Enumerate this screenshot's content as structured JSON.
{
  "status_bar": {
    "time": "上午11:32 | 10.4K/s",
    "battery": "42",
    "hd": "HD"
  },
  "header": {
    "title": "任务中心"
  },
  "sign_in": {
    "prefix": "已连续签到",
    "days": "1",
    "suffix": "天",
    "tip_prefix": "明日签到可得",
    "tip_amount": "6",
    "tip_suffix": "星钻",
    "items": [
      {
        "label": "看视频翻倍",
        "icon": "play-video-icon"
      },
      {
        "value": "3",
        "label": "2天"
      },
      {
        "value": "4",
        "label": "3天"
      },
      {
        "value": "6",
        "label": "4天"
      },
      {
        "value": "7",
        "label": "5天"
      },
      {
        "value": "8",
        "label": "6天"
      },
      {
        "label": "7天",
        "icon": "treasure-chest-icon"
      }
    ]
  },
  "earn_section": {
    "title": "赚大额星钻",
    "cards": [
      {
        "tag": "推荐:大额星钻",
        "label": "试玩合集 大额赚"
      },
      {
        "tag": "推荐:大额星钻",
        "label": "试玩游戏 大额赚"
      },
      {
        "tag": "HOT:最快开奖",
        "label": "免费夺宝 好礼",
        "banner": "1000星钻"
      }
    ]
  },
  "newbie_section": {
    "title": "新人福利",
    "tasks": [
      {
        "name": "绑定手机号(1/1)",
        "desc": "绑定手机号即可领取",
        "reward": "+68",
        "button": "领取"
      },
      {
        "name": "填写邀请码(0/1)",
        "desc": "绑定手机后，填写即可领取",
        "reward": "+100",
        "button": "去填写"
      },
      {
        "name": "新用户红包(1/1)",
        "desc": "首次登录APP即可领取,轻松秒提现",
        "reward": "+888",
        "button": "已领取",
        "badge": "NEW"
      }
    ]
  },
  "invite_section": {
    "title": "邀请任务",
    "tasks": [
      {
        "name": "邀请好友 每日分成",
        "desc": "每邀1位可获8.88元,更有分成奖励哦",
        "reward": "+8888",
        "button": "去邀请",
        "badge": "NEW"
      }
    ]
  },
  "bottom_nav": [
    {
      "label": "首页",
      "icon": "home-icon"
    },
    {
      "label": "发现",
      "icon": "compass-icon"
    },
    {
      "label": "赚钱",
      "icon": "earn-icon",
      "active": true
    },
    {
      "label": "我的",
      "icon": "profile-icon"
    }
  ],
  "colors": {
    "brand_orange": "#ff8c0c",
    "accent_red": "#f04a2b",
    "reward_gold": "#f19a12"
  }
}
··········
> **Problem requirements**:
Please set down each line of the records exactly as given.

> **Expected output**:
Enumerate this screenshot's content as structured JSON.
{
  "status_bar": {
    "time": "上午11:32 | 10.4K/s",
    "battery": "42",
    "hd": "HD"
  },
  "header": {
    "title": "任务中心"
  },
  "sign_in": {
    "prefix": "已连续签到",
    "days": "1",
    "suffix": "天",
    "tip_prefix": "明日签到可得",
    "tip_amount": "6",
    "tip_suffix": "星钻",
    "items": [
      {
        "label": "看视频翻倍",
        "icon": "play-video-icon"
      },
      {
        "value": "3",
        "label": "2天"
      },
      {
        "value": "4",
        "label": "3天"
      },
      {
        "value": "6",
        "label": "4天"
      },
      {
        "value": "7",
        "label": "5天"
      },
      {
        "value": "8",
        "label": "6天"
      },
      {
        "label": "7天",
        "icon": "treasure-chest-icon"
      }
    ]
  },
  "earn_section": {
    "title": "赚大额星钻",
    "cards": [
      {
        "tag": "推荐:大额星钻",
        "label": "试玩合集 大额赚"
      },
      {
        "tag": "推荐:大额星钻",
        "label": "试玩游戏 大额赚"
      },
      {
        "tag": "HOT:最快开奖",
        "label": "免费夺宝 好礼",
        "banner": "1000星钻"
      }
    ]
  },
  "newbie_section": {
    "title": "新人福利",
    "tasks": [
      {
        "name": "绑定手机号(1/1)",
        "desc": "绑定手机号即可领取",
        "reward": "+68",
        "button": "领取"
      },
      {
        "name": "填写邀请码(0/1)",
        "desc": "绑定手机后，填写即可领取",
        "reward": "+100",
        "button": "去填写"
      },
      {
        "name": "新用户红包(1/1)",
        "desc": "首次登录APP即可领取,轻松秒提现",
        "reward": "+888",
        "button": "已领取",
        "badge": "NEW"
      }
    ]
  },
  "invite_section": {
    "title": "邀请任务",
    "tasks": [
      {
        "name": "邀请好友 每日分成",
        "desc": "每邀1位可获8.88元,更有分成奖励哦",
        "reward": "+8888",
        "button": "去邀请",
        "badge": "NEW"
      }
    ]
  },
  "bottom_nav": [
    {
      "label": "首页",
      "icon": "home-icon"
    },
    {
      "label": "发现",
      "icon": "compass-icon"
    },
    {
      "label": "赚钱",
      "icon": "earn-icon",
      "active": true
    },
    {
      "label": "我的",
      "icon": "profile-icon"
    }
  ],
  "colors": {
    "brand_orange": "#ff8c0c",
    "accent_red": "#f04a2b",
    "reward_gold": "#f19a12"
  }
}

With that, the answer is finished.